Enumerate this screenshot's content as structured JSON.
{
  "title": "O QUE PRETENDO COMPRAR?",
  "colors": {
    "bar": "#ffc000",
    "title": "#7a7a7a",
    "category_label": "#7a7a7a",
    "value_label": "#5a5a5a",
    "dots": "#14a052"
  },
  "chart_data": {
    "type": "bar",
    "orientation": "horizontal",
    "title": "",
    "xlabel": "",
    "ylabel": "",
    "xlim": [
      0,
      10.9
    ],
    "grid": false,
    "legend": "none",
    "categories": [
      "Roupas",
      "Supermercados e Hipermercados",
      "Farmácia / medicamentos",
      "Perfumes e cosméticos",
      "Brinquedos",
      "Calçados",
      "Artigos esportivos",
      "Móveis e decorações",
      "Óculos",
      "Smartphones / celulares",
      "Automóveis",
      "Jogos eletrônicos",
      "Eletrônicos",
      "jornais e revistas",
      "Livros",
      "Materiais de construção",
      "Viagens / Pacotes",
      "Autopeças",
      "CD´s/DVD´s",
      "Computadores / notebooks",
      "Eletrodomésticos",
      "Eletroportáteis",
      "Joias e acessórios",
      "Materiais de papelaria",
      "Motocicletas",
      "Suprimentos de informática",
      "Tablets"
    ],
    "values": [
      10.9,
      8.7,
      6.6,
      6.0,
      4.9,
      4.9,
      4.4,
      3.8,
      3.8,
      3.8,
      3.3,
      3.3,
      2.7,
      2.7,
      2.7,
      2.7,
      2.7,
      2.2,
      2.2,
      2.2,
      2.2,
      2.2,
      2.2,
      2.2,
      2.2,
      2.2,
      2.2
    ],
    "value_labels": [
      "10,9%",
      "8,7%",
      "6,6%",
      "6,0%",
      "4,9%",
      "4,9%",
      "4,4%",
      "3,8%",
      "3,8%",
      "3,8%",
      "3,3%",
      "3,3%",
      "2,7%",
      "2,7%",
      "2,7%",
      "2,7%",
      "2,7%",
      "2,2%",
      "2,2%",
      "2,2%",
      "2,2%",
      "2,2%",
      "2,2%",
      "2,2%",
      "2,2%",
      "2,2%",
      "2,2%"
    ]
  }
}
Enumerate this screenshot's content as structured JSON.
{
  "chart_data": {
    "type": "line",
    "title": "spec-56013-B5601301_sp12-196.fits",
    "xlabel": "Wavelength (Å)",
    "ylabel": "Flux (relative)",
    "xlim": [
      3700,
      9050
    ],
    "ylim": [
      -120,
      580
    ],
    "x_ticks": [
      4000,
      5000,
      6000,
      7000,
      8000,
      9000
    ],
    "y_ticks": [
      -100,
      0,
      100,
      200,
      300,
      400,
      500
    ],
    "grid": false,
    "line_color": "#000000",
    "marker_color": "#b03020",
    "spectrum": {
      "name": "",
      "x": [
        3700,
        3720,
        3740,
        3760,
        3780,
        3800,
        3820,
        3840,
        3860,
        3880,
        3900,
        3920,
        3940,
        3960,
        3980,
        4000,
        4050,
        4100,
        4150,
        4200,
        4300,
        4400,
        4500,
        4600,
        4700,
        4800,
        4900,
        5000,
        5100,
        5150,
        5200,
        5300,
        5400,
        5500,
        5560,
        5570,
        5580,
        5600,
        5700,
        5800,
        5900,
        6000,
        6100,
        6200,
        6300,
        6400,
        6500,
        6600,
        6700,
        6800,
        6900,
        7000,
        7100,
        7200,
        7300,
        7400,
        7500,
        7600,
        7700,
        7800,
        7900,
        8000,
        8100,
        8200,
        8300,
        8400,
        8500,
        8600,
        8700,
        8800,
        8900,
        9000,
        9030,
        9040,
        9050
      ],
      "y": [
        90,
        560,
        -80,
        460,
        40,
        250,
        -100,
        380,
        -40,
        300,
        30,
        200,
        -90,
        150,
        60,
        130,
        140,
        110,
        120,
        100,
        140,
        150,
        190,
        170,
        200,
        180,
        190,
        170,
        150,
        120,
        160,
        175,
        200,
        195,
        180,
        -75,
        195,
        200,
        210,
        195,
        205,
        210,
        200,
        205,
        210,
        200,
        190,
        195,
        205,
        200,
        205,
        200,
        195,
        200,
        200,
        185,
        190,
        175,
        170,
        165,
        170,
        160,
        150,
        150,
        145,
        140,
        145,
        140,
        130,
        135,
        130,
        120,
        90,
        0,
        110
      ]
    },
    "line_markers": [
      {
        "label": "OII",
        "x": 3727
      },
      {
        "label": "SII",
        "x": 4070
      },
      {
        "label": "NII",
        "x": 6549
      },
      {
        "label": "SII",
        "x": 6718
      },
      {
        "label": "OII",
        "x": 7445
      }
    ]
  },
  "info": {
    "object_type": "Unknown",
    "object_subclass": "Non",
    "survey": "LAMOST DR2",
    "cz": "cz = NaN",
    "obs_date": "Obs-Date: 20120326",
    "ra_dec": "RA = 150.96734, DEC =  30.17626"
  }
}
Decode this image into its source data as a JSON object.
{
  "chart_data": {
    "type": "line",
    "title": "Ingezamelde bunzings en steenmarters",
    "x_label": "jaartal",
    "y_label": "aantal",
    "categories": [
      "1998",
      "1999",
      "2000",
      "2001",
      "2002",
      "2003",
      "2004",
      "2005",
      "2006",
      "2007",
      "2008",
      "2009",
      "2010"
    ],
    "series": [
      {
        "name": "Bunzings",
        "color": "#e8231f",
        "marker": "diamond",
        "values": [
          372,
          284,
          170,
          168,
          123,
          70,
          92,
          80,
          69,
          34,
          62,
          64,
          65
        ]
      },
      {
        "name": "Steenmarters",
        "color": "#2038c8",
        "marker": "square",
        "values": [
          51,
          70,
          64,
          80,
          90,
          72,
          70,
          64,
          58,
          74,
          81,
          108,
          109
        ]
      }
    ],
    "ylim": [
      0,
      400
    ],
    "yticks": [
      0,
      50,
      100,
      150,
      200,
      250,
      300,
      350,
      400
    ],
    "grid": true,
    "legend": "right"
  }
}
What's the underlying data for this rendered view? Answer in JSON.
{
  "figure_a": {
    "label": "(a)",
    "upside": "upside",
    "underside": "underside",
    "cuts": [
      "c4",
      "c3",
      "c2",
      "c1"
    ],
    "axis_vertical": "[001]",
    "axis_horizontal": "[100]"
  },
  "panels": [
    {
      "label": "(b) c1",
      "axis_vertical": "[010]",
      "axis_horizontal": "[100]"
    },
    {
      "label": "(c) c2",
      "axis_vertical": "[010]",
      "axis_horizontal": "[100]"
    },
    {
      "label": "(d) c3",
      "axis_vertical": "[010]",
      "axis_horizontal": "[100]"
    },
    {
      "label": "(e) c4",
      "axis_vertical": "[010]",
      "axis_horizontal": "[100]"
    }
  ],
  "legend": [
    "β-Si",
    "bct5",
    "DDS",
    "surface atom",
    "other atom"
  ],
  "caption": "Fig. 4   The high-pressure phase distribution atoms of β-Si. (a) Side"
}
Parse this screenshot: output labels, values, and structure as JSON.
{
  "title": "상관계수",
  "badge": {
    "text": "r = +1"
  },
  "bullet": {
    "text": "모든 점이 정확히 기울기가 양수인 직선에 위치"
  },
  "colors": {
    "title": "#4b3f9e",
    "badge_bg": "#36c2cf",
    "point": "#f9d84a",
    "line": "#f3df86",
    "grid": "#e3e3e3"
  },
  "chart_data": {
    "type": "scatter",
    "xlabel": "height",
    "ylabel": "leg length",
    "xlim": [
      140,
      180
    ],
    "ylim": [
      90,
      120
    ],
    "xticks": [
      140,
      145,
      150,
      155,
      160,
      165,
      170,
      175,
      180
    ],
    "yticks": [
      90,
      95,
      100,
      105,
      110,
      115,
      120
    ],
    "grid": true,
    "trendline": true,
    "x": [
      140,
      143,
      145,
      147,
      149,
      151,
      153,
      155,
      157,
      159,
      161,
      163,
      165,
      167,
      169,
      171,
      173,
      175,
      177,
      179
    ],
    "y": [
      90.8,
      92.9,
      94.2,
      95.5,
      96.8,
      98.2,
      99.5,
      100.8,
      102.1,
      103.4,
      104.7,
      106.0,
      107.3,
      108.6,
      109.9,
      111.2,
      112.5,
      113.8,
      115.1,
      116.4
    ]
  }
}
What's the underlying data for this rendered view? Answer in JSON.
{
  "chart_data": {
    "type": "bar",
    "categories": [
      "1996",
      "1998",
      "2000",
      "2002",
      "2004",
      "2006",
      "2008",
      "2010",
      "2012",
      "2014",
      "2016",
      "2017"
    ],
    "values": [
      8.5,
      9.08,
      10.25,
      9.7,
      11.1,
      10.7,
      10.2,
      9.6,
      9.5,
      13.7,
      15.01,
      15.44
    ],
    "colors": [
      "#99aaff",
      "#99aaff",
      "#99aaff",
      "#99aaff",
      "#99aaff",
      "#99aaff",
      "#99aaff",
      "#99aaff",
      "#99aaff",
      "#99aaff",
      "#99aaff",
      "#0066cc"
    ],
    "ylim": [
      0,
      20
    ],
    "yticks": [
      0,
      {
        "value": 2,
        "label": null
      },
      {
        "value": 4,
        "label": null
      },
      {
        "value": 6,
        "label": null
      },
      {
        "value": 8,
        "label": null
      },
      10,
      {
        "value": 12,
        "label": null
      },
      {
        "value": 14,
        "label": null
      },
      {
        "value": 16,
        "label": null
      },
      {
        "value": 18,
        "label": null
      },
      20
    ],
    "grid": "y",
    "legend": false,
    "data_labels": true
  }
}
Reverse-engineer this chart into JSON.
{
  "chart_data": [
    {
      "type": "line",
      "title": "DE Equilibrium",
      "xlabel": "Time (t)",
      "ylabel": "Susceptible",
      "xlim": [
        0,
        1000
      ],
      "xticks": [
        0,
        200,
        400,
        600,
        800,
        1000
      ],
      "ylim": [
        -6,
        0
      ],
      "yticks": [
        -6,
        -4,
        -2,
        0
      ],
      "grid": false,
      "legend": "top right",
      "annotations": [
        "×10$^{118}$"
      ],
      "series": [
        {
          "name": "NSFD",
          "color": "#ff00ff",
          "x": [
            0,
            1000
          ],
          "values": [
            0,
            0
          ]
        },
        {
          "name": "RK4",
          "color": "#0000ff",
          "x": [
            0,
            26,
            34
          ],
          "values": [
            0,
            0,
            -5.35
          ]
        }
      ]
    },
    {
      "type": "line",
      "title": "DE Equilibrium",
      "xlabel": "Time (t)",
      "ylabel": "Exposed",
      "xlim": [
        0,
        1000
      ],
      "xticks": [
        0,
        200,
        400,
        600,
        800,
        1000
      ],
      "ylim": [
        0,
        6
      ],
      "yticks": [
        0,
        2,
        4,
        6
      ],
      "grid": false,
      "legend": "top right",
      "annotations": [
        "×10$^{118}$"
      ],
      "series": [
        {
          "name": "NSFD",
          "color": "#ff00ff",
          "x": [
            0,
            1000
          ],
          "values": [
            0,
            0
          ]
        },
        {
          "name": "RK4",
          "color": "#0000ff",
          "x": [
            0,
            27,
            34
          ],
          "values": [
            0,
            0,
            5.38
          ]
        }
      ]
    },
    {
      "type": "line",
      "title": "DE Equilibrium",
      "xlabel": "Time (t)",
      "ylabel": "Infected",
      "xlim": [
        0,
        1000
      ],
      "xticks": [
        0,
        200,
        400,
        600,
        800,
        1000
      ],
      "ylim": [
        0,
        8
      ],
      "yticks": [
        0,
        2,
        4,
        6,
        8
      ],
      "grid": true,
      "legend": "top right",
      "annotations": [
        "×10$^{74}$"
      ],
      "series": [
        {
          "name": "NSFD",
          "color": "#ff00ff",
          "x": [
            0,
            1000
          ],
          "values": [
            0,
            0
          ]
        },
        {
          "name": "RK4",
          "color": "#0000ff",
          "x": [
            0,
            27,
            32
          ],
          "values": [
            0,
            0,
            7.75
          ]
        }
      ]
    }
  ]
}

What you need to do:
Gather all lines from the records above in which "ylabel" appears.

Correct answer:
    "ylabel": "",
    "ylabel": "Flux (relative)",
    "ylabel": "leg length",
      "ylabel": "Susceptible",
      "ylabel": "Exposed",
      "ylabel": "Infected",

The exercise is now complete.